Set exercise: Isolate every line in the records below with "yearly" in it.

Provided information:
begin

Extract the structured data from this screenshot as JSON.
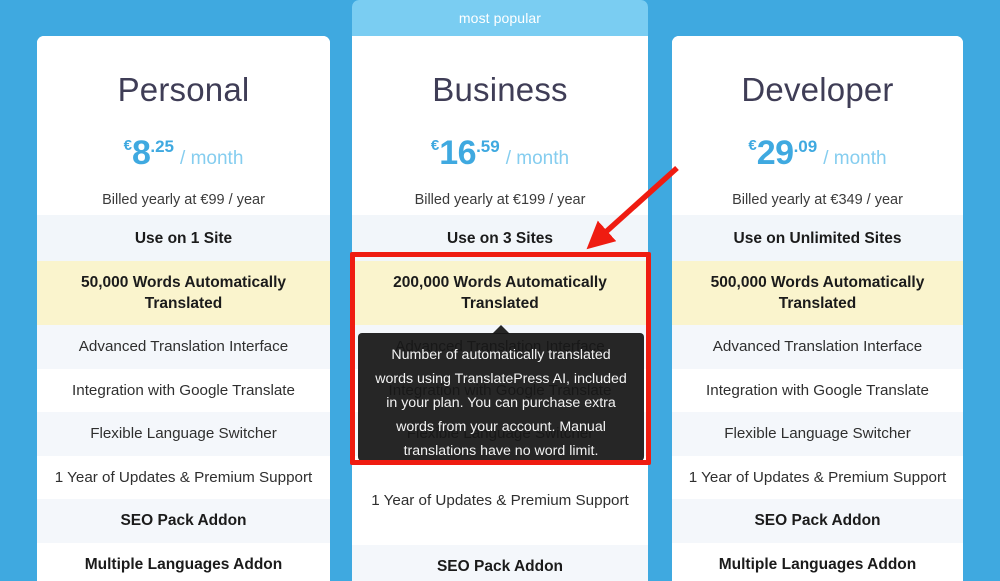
{
  "page": {
    "background_color": "#3fa9e0",
    "accent_color": "#3fa9e0",
    "highlight_row_color": "#faf4cd",
    "annotation_color": "#ef1c11"
  },
  "plans": [
    {
      "name": "Personal",
      "currency": "€",
      "amount": "8",
      "cents": ".25",
      "per": "/ month",
      "billed": "Billed yearly at €99 / year",
      "sites": "Use on 1 Site",
      "words": "50,000 Words Automatically Translated",
      "features": [
        "Advanced Translation Interface",
        "Integration with Google Translate",
        "Flexible Language Switcher",
        "1 Year of Updates & Premium Support",
        "SEO Pack Addon",
        "Multiple Languages Addon"
      ]
    },
    {
      "name": "Business",
      "badge": "most popular",
      "currency": "€",
      "amount": "16",
      "cents": ".59",
      "per": "/ month",
      "billed": "Billed yearly at €199 / year",
      "sites": "Use on 3 Sites",
      "words": "200,000 Words Automatically Translated",
      "features": [
        "Advanced Translation Interface",
        "Integration with Google Translate",
        "Flexible Language Switcher",
        "1 Year of Updates & Premium Support",
        "SEO Pack Addon"
      ]
    },
    {
      "name": "Developer",
      "currency": "€",
      "amount": "29",
      "cents": ".09",
      "per": "/ month",
      "billed": "Billed yearly at €349 / year",
      "sites": "Use on Unlimited Sites",
      "words": "500,000 Words Automatically Translated",
      "features": [
        "Advanced Translation Interface",
        "Integration with Google Translate",
        "Flexible Language Switcher",
        "1 Year of Updates & Premium Support",
        "SEO Pack Addon",
        "Multiple Languages Addon"
      ]
    }
  ],
  "tooltip": {
    "text": "Number of automatically translated words using TranslatePress AI, included in your plan. You can purchase extra words from your account. Manual translations have no word limit."
  }
}
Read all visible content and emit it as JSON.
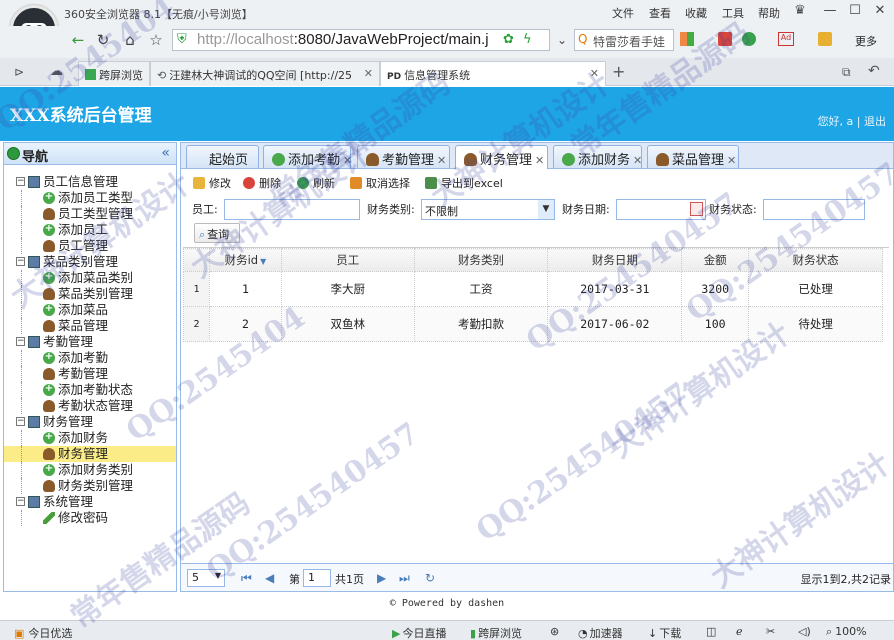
{
  "browser": {
    "window_title": "360安全浏览器 8.1【无痕/小号浏览】",
    "menu": [
      "文件",
      "查看",
      "收藏",
      "工具",
      "帮助"
    ],
    "url_host": "http://localhost",
    "url_rest": ":8080/JavaWebProject/main.j",
    "search_text": "特雷莎看手娃",
    "more_label": "更多",
    "tabs": [
      {
        "label": "跨屏浏览"
      },
      {
        "label": "汪建林大神调试的QQ空间 [http://25"
      },
      {
        "label": "信息管理系统"
      }
    ],
    "new_tab": "+"
  },
  "app": {
    "title": "XXX系统后台管理",
    "welcome": "您好, a  |  退出"
  },
  "sidebar": {
    "title": "导航",
    "collapse": "«",
    "groups": [
      {
        "label": "员工信息管理",
        "items": [
          "添加员工类型",
          "员工类型管理",
          "添加员工",
          "员工管理"
        ]
      },
      {
        "label": "菜品类别管理",
        "items": [
          "添加菜品类别",
          "菜品类别管理",
          "添加菜品",
          "菜品管理"
        ]
      },
      {
        "label": "考勤管理",
        "items": [
          "添加考勤",
          "考勤管理",
          "添加考勤状态",
          "考勤状态管理"
        ]
      },
      {
        "label": "财务管理",
        "items": [
          "添加财务",
          "财务管理",
          "添加财务类别",
          "财务类别管理"
        ]
      },
      {
        "label": "系统管理",
        "items": [
          "修改密码"
        ]
      }
    ]
  },
  "main": {
    "tabs": [
      "起始页",
      "添加考勤",
      "考勤管理",
      "财务管理",
      "添加财务",
      "菜品管理"
    ],
    "toolbar": [
      "修改",
      "删除",
      "刷新",
      "取消选择",
      "导出到excel"
    ],
    "filters": {
      "employee_label": "员工:",
      "type_label": "财务类别:",
      "type_value": "不限制",
      "date_label": "财务日期:",
      "status_label": "财务状态:",
      "query_button": "查询"
    },
    "grid": {
      "columns": [
        "财务id",
        "员工",
        "财务类别",
        "财务日期",
        "金额",
        "财务状态"
      ],
      "sort_indicator": "▼",
      "rows": [
        {
          "rownum": "1",
          "id": "1",
          "employee": "李大厨",
          "type": "工资",
          "date": "2017-03-31",
          "amount": "3200",
          "status": "已处理"
        },
        {
          "rownum": "2",
          "id": "2",
          "employee": "双鱼林",
          "type": "考勤扣款",
          "date": "2017-06-02",
          "amount": "100",
          "status": "待处理"
        }
      ]
    },
    "pager": {
      "page_size": "5",
      "page_prefix": "第",
      "page_number": "1",
      "page_total": "共1页",
      "summary": "显示1到2,共2记录"
    }
  },
  "footer": "© Powered by dashen",
  "statusbar": {
    "left": "今日优选",
    "live": "今日直播",
    "cross": "跨屏浏览",
    "accel": "加速器",
    "download": "下载",
    "zoom": "100%"
  },
  "watermarks": [
    "QQ:2545404",
    "大神计算机设计",
    "常年售精品源码",
    "QQ:2545404",
    "大神计算机设计",
    "QQ:254540457",
    "常年售精品源码",
    "大神计算机设计",
    "QQ:254540457",
    "QQ:254540457",
    "常年售精品源码",
    "大神计算机设计",
    "QQ:254540457",
    "大神计算机设计"
  ]
}
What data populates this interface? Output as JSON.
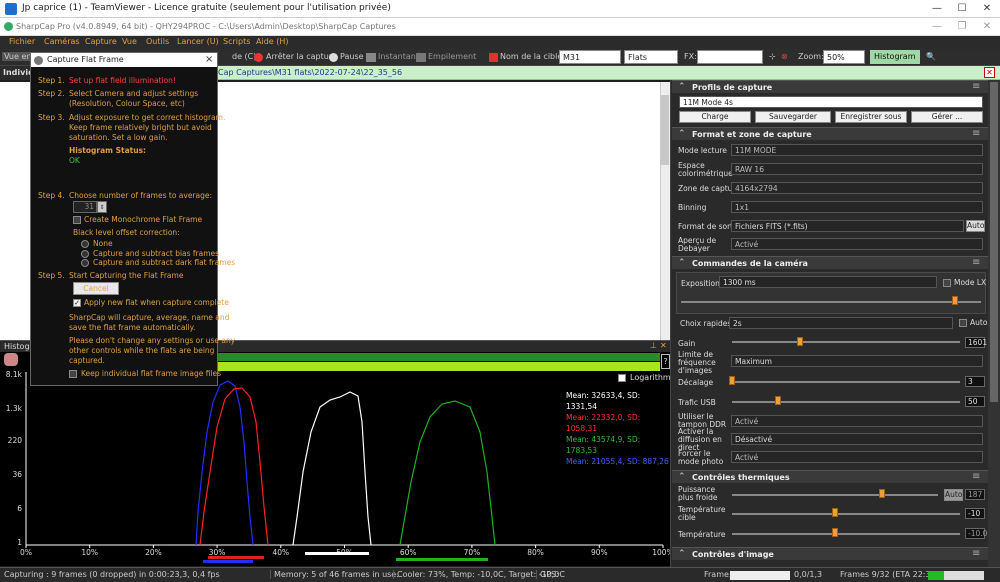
{
  "teamviewer": {
    "title": "Jp caprice (1) - TeamViewer - Licence gratuite (seulement pour l'utilisation privée)"
  },
  "app": {
    "title": "SharpCap Pro (v4.0.8949, 64 bit)  -  QHY294PROC  -  C:\\Users\\Admin\\Desktop\\SharpCap Captures"
  },
  "menu": [
    "Fichier",
    "Caméras",
    "Capture",
    "Vue",
    "Outils",
    "Lancer (U)",
    "Scripts",
    "Aide (H)"
  ],
  "toolbar": {
    "stop": "Arrêter la capture",
    "pause": "Pause",
    "snapshot": "Instantané",
    "stack": "Empilement",
    "target_label": "Nom de la cible:",
    "target_value": "M31",
    "flats_value": "Flats",
    "fx_label": "FX:",
    "zoom_label": "Zoom:",
    "zoom_value": "50%",
    "histogram": "Histogram",
    "vue_short": "Vue en",
    "individ": "Individ",
    "capture_c": "de (C)"
  },
  "infobar": {
    "path": "Cap Captures\\M31 flats\\2022-07-24\\22_35_56"
  },
  "histogram": {
    "title": "Histogra",
    "log_label": "Logarithmic",
    "help": "?",
    "y_ticks": [
      "8.1k",
      "1.3k",
      "220",
      "36",
      "6",
      "1"
    ],
    "x_ticks": [
      "0%",
      "10%",
      "20%",
      "30%",
      "40%",
      "50%",
      "60%",
      "70%",
      "80%",
      "90%",
      "100%"
    ],
    "stats": [
      {
        "text": "Mean: 32633,4,  SD: 1331,54",
        "color": "#ffffff"
      },
      {
        "text": "Mean: 22332,0,  SD: 1058,31",
        "color": "#ff3030"
      },
      {
        "text": "Mean: 43574,9,  SD: 1783,53",
        "color": "#30c030"
      },
      {
        "text": "Mean: 21055,4,  SD: 887,26",
        "color": "#4060ff"
      }
    ]
  },
  "status": {
    "capture": "Capturing : 9 frames (0 dropped) in 0:00:23,3, 0,4 fps",
    "memory": "Memory: 5 of 46 frames in use.",
    "cooler": "Cooler: 73%, Temp: -10,0C, Target: -10,0C",
    "gps": "GPS:",
    "frame_label": "Frame:",
    "frame_value": "0,0/1,3",
    "frames_eta": "Frames 9/32 (ETA 22:36)",
    "frames_progress": 0.28
  },
  "dialog": {
    "title": "Capture Flat Frame",
    "close": "×",
    "step1_label": "Step 1.",
    "step1_text": "Set up flat field illumination!",
    "step2_label": "Step 2.",
    "step2_text": [
      "Select Camera and adjust settings",
      "(Resolution, Colour Space, etc)"
    ],
    "step3_label": "Step 3.",
    "step3_text": [
      "Adjust exposure to get correct histogram.",
      "Keep frame relatively bright but avoid",
      "saturation. Set a low gain."
    ],
    "histogram_status_label": "Histogram Status:",
    "histogram_status_value": "OK",
    "step4_label": "Step 4.",
    "step4_text": "Choose number of frames to average:",
    "frames_value": "31",
    "mono_label": "Create Monochrome Flat Frame",
    "black_offset_label": "Black level offset correction:",
    "radio_none": "None",
    "radio_bias": "Capture and subtract bias frames",
    "radio_dark": "Capture and subtract dark flat frames",
    "step5_label": "Step 5.",
    "step5_text": "Start Capturing the Flat Frame",
    "cancel": "Cancel",
    "apply_label": "Apply new flat when capture complete",
    "info1": [
      "SharpCap will capture, average, name and",
      "save the flat frame automatically."
    ],
    "info2": [
      "Please don't change any settings or use any",
      "other controls while the flats are being",
      "captured."
    ],
    "keep_label": "Keep individual flat frame image files"
  },
  "panel": {
    "profiles_title": "Profils de capture",
    "profile_value": "11M Mode 4s",
    "btn_charge": "Charge",
    "btn_save": "Sauvegarder",
    "btn_save_as": "Enregistrer sous ...",
    "btn_manage": "Gérer ...",
    "format_title": "Format et zone de capture",
    "mode_label": "Mode lecture",
    "mode_value": "11M MODE",
    "colour_label": "Espace colorimétrique",
    "colour_value": "RAW 16",
    "zone_label": "Zone de capture",
    "zone_value": "4164x2794",
    "binning_label": "Binning",
    "binning_value": "1x1",
    "output_label": "Format de sortie",
    "output_value": "Fichiers FITS (*.fits)",
    "output_auto": "Auto",
    "debayer_label": "Aperçu de Debayer",
    "debayer_value": "Activé",
    "camera_title": "Commandes de la caméra",
    "exposure_label": "Exposition",
    "exposure_value": "1300 ms",
    "mode_lx": "Mode LX",
    "quick_label": "Choix rapides",
    "quick_value": "2s",
    "auto": "Auto",
    "gain_label": "Gain",
    "gain_value": "1601",
    "gain_level": 0.3,
    "framerate_label": "Limite de fréquence d'images",
    "framerate_value": "Maximum",
    "offset_label": "Décalage",
    "offset_value": "3",
    "offset_level": 0.0,
    "usb_label": "Trafic USB",
    "usb_value": "50",
    "usb_level": 0.2,
    "ddr_label": "Utiliser le tampon DDR",
    "ddr_value": "Activé",
    "broadcast_label": "Activer la diffusion en direct",
    "broadcast_value": "Désactivé",
    "force_label": "Forcer le mode photo",
    "force_value": "Activé",
    "thermal_title": "Contrôles thermiques",
    "cooler_label": "Puissance plus froide",
    "cooler_auto": "Auto",
    "cooler_value": "187",
    "cooler_level": 0.73,
    "target_temp_label": "Température cible",
    "target_temp_value": "-10",
    "target_temp_level": 0.45,
    "temp_label": "Température",
    "temp_value": "-10.0",
    "temp_level": 0.45,
    "image_title": "Contrôles d'image"
  }
}
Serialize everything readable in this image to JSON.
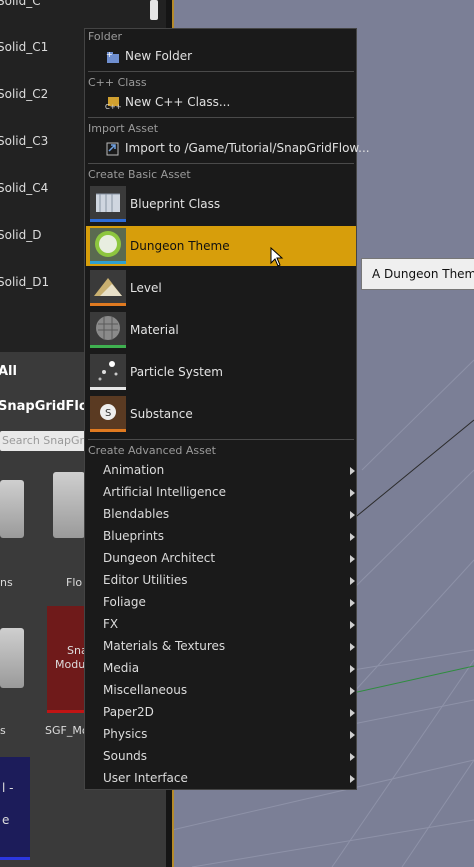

end

Complete response:
      "billed": "Billed yearly at €99 / year",
      "billed": "Billed yearly at €199 / year",
      "billed": "Billed yearly at €349 / year",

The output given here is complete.